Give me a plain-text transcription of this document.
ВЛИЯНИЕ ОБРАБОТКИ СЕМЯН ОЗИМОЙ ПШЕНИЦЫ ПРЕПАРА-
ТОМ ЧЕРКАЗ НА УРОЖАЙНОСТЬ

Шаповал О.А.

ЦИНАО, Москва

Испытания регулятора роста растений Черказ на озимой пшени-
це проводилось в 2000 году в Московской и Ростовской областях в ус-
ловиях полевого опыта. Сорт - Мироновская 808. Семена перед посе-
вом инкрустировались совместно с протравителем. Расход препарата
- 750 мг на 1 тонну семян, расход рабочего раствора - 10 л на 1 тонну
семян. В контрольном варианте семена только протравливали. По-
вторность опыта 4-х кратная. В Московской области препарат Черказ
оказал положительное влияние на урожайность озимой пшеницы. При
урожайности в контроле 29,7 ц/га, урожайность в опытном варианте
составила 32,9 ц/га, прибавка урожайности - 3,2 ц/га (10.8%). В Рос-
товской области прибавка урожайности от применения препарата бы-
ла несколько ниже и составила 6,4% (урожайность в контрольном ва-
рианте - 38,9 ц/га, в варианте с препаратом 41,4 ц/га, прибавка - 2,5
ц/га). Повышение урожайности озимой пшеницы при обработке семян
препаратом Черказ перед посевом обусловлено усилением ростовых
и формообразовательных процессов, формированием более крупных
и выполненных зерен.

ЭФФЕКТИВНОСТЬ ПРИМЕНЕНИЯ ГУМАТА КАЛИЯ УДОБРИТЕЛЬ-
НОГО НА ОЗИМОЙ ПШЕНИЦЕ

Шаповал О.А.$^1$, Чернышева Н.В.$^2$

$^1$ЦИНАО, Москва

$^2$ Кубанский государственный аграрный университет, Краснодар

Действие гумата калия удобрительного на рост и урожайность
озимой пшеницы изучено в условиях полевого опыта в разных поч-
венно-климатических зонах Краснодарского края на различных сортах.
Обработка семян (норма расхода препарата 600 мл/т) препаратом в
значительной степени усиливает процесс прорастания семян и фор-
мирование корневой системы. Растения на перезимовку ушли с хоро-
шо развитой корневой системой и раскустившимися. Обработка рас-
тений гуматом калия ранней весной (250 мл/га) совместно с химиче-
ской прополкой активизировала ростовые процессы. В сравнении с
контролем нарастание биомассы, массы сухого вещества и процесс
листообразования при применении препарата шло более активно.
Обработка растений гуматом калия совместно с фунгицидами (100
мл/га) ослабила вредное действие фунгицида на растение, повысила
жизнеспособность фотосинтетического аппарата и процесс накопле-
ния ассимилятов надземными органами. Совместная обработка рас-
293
☆ ☆ ☆
# REQUEST
From the entries above, extract every line where the word "контрольном" appears.

# RESULT OF THE EXERCISE
семян. В контрольном варианте семена только протравливали. По-
ла несколько ниже и составила 6,4% (урожайность в контрольном ва-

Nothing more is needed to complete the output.